(Data entries)
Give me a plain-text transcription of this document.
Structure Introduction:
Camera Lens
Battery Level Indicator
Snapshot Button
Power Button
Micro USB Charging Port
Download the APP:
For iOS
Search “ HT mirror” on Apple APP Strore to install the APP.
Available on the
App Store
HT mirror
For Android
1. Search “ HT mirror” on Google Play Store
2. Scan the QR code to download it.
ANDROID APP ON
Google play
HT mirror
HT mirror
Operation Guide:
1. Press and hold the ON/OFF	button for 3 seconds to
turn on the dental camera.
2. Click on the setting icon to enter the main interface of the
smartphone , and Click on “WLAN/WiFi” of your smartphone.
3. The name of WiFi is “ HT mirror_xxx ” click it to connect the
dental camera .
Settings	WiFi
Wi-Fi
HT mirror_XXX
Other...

- YOUR INSTRUCTIONS: Look through the records and gather each line with the word "dental".

- THE REPLY:
turn on the dental camera.
dental camera .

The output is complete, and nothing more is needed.